◆ **Aim**:
Only a number is wanted here: the number of lines of the data that include "name".
══ Data excerpts
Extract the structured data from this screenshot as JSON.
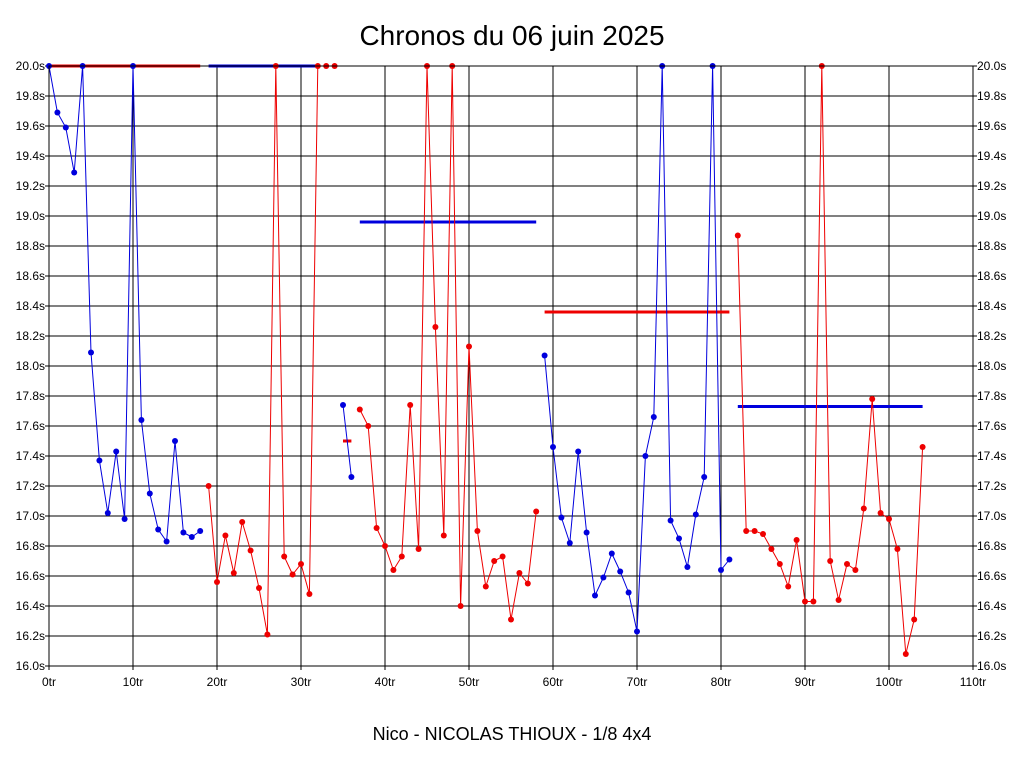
{
  "chart_data": {
    "type": "line",
    "title": "Chronos du 06 juin 2025",
    "subtitle": "Nico - NICOLAS THIOUX - 1/8 4x4",
    "xlim": [
      0,
      110
    ],
    "ylim": [
      16.0,
      20.0
    ],
    "x_ticks": [
      0,
      10,
      20,
      30,
      40,
      50,
      60,
      70,
      80,
      90,
      100,
      110
    ],
    "x_tick_labels": [
      "0tr",
      "10tr",
      "20tr",
      "30tr",
      "40tr",
      "50tr",
      "60tr",
      "70tr",
      "80tr",
      "90tr",
      "100tr",
      "110tr"
    ],
    "y_ticks": [
      16.0,
      16.2,
      16.4,
      16.6,
      16.8,
      17.0,
      17.2,
      17.4,
      17.6,
      17.8,
      18.0,
      18.2,
      18.4,
      18.6,
      18.8,
      19.0,
      19.2,
      19.4,
      19.6,
      19.8,
      20.0
    ],
    "y_tick_labels": [
      "16.0s",
      "16.2s",
      "16.4s",
      "16.6s",
      "16.8s",
      "17.0s",
      "17.2s",
      "17.4s",
      "17.6s",
      "17.8s",
      "18.0s",
      "18.2s",
      "18.4s",
      "18.6s",
      "18.8s",
      "19.0s",
      "19.2s",
      "19.4s",
      "19.6s",
      "19.8s",
      "20.0s"
    ],
    "grid": true,
    "series": [
      {
        "name": "segment-1",
        "color": "#0000dd",
        "x": [
          0,
          1,
          2,
          3,
          4,
          5,
          6,
          7,
          8,
          9,
          10,
          11,
          12,
          13,
          14,
          15,
          16,
          17,
          18
        ],
        "y": [
          20.0,
          19.69,
          19.59,
          19.29,
          20.0,
          18.09,
          17.37,
          17.02,
          17.43,
          16.98,
          20.0,
          17.64,
          17.15,
          16.91,
          16.83,
          17.5,
          16.89,
          16.86,
          16.9
        ]
      },
      {
        "name": "segment-2",
        "color": "#ee0000",
        "x": [
          19,
          20,
          21,
          22,
          23,
          24,
          25,
          26,
          27,
          28,
          29,
          30,
          31,
          32,
          33,
          34
        ],
        "y": [
          17.2,
          16.56,
          16.87,
          16.62,
          16.96,
          16.77,
          16.52,
          16.21,
          20.0,
          16.73,
          16.61,
          16.68,
          16.48,
          20.0,
          20.0,
          20.0
        ]
      },
      {
        "name": "segment-3",
        "color": "#0000dd",
        "x": [
          35,
          36
        ],
        "y": [
          17.74,
          17.26
        ]
      },
      {
        "name": "segment-4",
        "color": "#ee0000",
        "x": [
          37,
          38,
          39,
          40,
          41,
          42,
          43,
          44,
          45,
          46,
          47,
          48,
          49,
          50,
          51,
          52,
          53,
          54,
          55,
          56,
          57,
          58
        ],
        "y": [
          17.71,
          17.6,
          16.92,
          16.8,
          16.64,
          16.73,
          17.74,
          16.78,
          20.0,
          18.26,
          16.87,
          20.0,
          16.4,
          18.13,
          16.9,
          16.53,
          16.7,
          16.73,
          16.31,
          16.62,
          16.55,
          17.03
        ]
      },
      {
        "name": "segment-5",
        "color": "#0000dd",
        "x": [
          59,
          60,
          61,
          62,
          63,
          64,
          65,
          66,
          67,
          68,
          69,
          70,
          71,
          72,
          73,
          74,
          75,
          76,
          77,
          78,
          79,
          80,
          81
        ],
        "y": [
          18.07,
          17.46,
          16.99,
          16.82,
          17.43,
          16.89,
          16.47,
          16.59,
          16.75,
          16.63,
          16.49,
          16.23,
          17.4,
          17.66,
          20.0,
          16.97,
          16.85,
          16.66,
          17.01,
          17.26,
          20.0,
          16.64,
          16.71
        ]
      },
      {
        "name": "segment-6",
        "color": "#ee0000",
        "x": [
          82,
          83,
          84,
          85,
          86,
          87,
          88,
          89,
          90,
          91,
          92,
          93,
          94,
          95,
          96,
          97,
          98,
          99,
          100,
          101,
          102,
          103,
          104
        ],
        "y": [
          18.87,
          16.9,
          16.9,
          16.88,
          16.78,
          16.68,
          16.53,
          16.84,
          16.43,
          16.43,
          20.0,
          16.7,
          16.44,
          16.68,
          16.64,
          17.05,
          17.78,
          17.02,
          16.98,
          16.78,
          16.08,
          16.31,
          17.46
        ]
      }
    ],
    "average_lines": [
      {
        "color": "#ee0000",
        "x": [
          0,
          18
        ],
        "y": 20.0
      },
      {
        "color": "#0000dd",
        "x": [
          19,
          32
        ],
        "y": 20.0
      },
      {
        "color": "#ee0000",
        "x": [
          35,
          36
        ],
        "y": 17.5
      },
      {
        "color": "#0000dd",
        "x": [
          37,
          58
        ],
        "y": 18.96
      },
      {
        "color": "#ee0000",
        "x": [
          59,
          81
        ],
        "y": 18.36
      },
      {
        "color": "#0000dd",
        "x": [
          82,
          104
        ],
        "y": 17.73
      }
    ]
  }
}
════
◆ **The solution**:
6